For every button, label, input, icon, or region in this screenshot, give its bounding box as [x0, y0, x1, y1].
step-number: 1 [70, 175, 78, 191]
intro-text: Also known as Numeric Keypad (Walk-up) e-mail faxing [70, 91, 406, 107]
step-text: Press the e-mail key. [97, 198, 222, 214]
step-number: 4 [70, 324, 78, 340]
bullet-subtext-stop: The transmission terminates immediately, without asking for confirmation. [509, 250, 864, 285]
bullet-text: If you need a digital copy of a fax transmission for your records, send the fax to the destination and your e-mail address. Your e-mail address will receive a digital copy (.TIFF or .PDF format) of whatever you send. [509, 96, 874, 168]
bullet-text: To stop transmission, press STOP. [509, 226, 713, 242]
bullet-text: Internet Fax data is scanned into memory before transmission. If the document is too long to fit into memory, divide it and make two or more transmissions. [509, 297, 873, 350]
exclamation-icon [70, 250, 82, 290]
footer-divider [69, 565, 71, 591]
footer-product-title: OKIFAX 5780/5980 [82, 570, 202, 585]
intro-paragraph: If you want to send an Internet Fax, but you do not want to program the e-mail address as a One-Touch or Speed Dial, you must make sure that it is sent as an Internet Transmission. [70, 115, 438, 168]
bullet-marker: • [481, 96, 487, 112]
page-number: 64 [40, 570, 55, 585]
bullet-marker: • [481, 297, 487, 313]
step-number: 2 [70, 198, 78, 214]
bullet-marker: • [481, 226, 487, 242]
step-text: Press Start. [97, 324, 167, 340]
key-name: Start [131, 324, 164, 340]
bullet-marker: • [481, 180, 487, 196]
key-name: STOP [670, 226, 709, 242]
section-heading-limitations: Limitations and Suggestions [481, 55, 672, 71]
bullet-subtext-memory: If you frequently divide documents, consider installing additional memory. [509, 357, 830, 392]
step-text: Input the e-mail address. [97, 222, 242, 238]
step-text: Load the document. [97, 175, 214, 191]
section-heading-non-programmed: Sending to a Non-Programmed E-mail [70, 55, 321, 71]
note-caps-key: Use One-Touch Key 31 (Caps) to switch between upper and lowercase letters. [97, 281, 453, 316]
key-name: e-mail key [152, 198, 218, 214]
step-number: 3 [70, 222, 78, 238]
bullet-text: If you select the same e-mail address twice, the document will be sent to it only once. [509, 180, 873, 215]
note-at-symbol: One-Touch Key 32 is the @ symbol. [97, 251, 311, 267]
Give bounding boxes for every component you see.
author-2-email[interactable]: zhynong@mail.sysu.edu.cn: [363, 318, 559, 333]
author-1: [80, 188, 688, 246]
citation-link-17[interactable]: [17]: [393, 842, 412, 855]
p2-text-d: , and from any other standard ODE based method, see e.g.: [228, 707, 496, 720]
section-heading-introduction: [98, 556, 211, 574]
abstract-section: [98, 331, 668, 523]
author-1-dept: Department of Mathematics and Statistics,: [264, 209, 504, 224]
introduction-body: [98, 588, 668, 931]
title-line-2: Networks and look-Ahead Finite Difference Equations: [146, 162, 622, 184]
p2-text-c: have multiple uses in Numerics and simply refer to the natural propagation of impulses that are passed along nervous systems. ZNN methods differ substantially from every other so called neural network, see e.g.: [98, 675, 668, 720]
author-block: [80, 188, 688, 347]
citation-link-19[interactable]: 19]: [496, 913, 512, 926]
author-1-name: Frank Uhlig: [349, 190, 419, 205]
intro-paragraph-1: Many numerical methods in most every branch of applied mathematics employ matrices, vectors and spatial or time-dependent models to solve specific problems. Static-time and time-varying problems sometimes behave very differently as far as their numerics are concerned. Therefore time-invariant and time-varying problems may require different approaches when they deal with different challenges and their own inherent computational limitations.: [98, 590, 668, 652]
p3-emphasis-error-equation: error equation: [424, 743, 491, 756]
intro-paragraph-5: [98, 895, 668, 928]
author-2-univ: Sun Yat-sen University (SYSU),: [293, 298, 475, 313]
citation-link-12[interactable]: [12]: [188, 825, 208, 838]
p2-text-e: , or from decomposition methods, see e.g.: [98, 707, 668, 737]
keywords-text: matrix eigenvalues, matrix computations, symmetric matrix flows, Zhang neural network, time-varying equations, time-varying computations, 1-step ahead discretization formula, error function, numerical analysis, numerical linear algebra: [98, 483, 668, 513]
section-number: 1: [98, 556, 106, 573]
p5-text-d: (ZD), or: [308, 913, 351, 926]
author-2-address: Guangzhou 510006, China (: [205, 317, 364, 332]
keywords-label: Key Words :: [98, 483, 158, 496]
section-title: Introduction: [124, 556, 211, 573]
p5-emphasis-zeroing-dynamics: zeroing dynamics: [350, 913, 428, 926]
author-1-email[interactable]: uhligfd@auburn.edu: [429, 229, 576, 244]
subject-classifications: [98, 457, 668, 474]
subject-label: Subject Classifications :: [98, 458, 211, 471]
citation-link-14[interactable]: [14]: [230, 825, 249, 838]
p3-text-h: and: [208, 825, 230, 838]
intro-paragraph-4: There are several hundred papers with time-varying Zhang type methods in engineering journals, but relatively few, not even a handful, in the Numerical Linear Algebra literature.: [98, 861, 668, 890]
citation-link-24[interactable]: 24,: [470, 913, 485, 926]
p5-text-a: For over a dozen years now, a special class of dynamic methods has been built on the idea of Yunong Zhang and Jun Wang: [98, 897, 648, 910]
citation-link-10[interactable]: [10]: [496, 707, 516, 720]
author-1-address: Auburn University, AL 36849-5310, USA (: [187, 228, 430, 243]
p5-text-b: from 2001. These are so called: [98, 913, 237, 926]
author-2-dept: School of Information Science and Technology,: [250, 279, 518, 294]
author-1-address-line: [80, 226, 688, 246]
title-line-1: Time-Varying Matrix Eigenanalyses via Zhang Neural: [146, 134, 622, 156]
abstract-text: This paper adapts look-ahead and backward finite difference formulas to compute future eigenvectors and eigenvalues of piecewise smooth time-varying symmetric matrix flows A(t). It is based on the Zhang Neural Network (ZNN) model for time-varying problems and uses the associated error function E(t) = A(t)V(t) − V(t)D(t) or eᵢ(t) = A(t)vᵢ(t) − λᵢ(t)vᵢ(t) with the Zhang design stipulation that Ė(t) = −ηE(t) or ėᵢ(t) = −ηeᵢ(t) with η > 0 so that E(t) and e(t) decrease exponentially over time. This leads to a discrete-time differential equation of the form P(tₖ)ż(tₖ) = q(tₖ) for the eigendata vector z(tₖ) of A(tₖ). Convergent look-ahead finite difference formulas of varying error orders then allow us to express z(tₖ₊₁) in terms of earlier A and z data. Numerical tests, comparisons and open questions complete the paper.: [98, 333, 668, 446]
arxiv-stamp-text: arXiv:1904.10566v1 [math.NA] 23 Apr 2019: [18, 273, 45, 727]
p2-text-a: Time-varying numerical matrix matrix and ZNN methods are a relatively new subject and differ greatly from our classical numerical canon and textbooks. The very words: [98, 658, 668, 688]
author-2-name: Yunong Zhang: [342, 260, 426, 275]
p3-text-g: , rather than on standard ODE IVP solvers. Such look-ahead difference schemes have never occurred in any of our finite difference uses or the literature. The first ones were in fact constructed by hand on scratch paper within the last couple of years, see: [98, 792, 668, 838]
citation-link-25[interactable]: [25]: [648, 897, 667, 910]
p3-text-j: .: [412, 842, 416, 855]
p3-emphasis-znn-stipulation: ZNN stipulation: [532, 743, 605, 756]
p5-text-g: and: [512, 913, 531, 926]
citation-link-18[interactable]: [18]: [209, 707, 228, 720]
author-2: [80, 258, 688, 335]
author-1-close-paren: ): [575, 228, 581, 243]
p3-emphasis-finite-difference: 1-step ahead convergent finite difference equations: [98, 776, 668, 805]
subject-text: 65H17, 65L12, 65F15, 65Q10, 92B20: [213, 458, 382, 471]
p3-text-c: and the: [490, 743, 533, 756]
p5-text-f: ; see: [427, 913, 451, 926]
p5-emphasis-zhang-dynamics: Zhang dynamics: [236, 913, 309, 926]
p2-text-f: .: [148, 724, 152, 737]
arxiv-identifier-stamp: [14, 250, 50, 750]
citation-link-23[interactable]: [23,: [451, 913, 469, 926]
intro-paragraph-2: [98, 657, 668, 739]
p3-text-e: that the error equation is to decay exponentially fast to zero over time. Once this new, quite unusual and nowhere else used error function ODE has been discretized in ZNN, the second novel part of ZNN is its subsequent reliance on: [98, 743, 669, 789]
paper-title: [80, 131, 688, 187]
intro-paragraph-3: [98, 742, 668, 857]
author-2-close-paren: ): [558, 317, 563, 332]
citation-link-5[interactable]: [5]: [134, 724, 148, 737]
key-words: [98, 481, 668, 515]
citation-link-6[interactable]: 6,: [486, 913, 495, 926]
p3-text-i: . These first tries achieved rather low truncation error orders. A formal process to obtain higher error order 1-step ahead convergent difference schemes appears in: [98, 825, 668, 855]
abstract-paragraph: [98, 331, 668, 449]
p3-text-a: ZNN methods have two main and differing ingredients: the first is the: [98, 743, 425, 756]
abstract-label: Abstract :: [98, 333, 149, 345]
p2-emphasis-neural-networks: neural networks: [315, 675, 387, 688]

• • •

Can you give the rows again, starting at the beginning of the rows and ending at the line that contains "footer-product-title: OKIFAX 5780/5980", with "e-mail" switched to "email" and nothing else changed?

For every button, label, input, icon, or region in this screenshot, give its bounding box as [x0, y0, x1, y1].
step-number: 1 [70, 175, 78, 191]
intro-text: Also known as Numeric Keypad (Walk-up) email faxing [70, 91, 406, 107]
step-text: Press the email key. [97, 198, 222, 214]
step-number: 4 [70, 324, 78, 340]
bullet-subtext-stop: The transmission terminates immediately, without asking for confirmation. [509, 250, 864, 285]
bullet-text: If you need a digital copy of a fax transmission for your records, send the fax to the destination and your email address. Your email address will receive a digital copy (.TIFF or .PDF format) of whatever you send. [509, 96, 874, 168]
bullet-text: To stop transmission, press STOP. [509, 226, 713, 242]
bullet-text: Internet Fax data is scanned into memory before transmission. If the document is too long to fit into memory, divide it and make two or more transmissions. [509, 297, 873, 350]
exclamation-icon [70, 250, 82, 290]
footer-divider [69, 565, 71, 591]
footer-product-title: OKIFAX 5780/5980 [82, 570, 202, 585]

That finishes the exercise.